- **Set task**:
Repeat the listing in full, exactly as it stands.

- **Stored data**:
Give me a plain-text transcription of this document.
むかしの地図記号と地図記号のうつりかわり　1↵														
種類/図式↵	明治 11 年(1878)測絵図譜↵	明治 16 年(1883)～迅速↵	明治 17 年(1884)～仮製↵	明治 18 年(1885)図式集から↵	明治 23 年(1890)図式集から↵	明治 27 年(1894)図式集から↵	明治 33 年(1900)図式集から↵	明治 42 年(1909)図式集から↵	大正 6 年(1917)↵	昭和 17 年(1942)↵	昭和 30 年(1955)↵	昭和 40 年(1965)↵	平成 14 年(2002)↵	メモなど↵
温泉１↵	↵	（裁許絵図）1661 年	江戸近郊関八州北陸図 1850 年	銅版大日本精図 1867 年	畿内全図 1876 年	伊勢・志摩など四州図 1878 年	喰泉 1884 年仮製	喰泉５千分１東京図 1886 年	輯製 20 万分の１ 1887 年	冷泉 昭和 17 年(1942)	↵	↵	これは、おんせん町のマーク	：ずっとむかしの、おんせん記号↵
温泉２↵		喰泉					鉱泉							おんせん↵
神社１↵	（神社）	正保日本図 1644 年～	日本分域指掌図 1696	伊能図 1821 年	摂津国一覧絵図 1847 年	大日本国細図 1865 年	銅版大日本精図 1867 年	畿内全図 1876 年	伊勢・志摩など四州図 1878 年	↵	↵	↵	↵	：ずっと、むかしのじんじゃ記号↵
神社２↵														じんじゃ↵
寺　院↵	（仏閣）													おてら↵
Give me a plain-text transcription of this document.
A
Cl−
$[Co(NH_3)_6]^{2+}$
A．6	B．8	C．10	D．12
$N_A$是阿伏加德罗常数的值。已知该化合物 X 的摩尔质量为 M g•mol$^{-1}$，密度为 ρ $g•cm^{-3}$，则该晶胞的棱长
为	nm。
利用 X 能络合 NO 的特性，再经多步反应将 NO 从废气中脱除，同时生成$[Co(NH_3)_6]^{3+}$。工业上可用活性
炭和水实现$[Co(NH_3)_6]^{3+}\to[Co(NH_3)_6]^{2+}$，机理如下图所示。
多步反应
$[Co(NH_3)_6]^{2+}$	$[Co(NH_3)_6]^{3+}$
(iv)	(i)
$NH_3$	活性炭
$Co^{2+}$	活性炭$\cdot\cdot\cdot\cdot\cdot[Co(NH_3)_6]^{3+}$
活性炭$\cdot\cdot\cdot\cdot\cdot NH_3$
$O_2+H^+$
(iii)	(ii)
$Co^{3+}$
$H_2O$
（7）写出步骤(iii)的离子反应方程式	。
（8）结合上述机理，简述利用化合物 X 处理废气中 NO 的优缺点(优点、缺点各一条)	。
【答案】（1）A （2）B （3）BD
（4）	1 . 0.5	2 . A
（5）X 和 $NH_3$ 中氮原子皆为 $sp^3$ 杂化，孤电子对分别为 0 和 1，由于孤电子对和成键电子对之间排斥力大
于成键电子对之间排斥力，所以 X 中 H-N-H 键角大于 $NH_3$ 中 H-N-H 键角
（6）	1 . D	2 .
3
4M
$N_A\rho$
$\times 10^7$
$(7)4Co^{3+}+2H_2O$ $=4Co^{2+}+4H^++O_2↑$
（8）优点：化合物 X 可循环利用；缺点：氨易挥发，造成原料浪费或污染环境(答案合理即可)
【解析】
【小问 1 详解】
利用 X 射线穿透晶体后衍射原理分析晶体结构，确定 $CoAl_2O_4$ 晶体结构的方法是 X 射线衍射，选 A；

- **Problem solution**:
Give me a plain-text transcription of this document.
むかしの地図記号と地図記号のうつりかわり　1↵														
種類/図式↵	明治 11 年(1878)測絵図譜↵	明治 16 年(1883)～迅速↵	明治 17 年(1884)～仮製↵	明治 18 年(1885)図式集から↵	明治 23 年(1890)図式集から↵	明治 27 年(1894)図式集から↵	明治 33 年(1900)図式集から↵	明治 42 年(1909)図式集から↵	大正 6 年(1917)↵	昭和 17 年(1942)↵	昭和 30 年(1955)↵	昭和 40 年(1965)↵	平成 14 年(2002)↵	メモなど↵
温泉１↵	↵	（裁許絵図）1661 年	江戸近郊関八州北陸図 1850 年	銅版大日本精図 1867 年	畿内全図 1876 年	伊勢・志摩など四州図 1878 年	喰泉 1884 年仮製	喰泉５千分１東京図 1886 年	輯製 20 万分の１ 1887 年	冷泉 昭和 17 年(1942)	↵	↵	これは、おんせん町のマーク	：ずっとむかしの、おんせん記号↵
温泉２↵		喰泉					鉱泉							おんせん↵
神社１↵	（神社）	正保日本図 1644 年～	日本分域指掌図 1696	伊能図 1821 年	摂津国一覧絵図 1847 年	大日本国細図 1865 年	銅版大日本精図 1867 年	畿内全図 1876 年	伊勢・志摩など四州図 1878 年	↵	↵	↵	↵	：ずっと、むかしのじんじゃ記号↵
神社２↵														じんじゃ↵
寺　院↵	（仏閣）													おてら↵
Give me a plain-text transcription of this document.
A
Cl−
$[Co(NH_3)_6]^{2+}$
A．6	B．8	C．10	D．12
$N_A$是阿伏加德罗常数的值。已知该化合物 X 的摩尔质量为 M g•mol$^{-1}$，密度为 ρ $g•cm^{-3}$，则该晶胞的棱长
为	nm。
利用 X 能络合 NO 的特性，再经多步反应将 NO 从废气中脱除，同时生成$[Co(NH_3)_6]^{3+}$。工业上可用活性
炭和水实现$[Co(NH_3)_6]^{3+}\to[Co(NH_3)_6]^{2+}$，机理如下图所示。
多步反应
$[Co(NH_3)_6]^{2+}$	$[Co(NH_3)_6]^{3+}$
(iv)	(i)
$NH_3$	活性炭
$Co^{2+}$	活性炭$\cdot\cdot\cdot\cdot\cdot[Co(NH_3)_6]^{3+}$
活性炭$\cdot\cdot\cdot\cdot\cdot NH_3$
$O_2+H^+$
(iii)	(ii)
$Co^{3+}$
$H_2O$
（7）写出步骤(iii)的离子反应方程式	。
（8）结合上述机理，简述利用化合物 X 处理废气中 NO 的优缺点(优点、缺点各一条)	。
【答案】（1）A （2）B （3）BD
（4）	1 . 0.5	2 . A
（5）X 和 $NH_3$ 中氮原子皆为 $sp^3$ 杂化，孤电子对分别为 0 和 1，由于孤电子对和成键电子对之间排斥力大
于成键电子对之间排斥力，所以 X 中 H-N-H 键角大于 $NH_3$ 中 H-N-H 键角
（6）	1 . D	2 .
3
4M
$N_A\rho$
$\times 10^7$
$(7)4Co^{3+}+2H_2O$ $=4Co^{2+}+4H^++O_2↑$
（8）优点：化合物 X 可循环利用；缺点：氨易挥发，造成原料浪费或污染环境(答案合理即可)
【解析】
【小问 1 详解】
利用 X 射线穿透晶体后衍射原理分析晶体结构，确定 $CoAl_2O_4$ 晶体结构的方法是 X 射线衍射，选 A；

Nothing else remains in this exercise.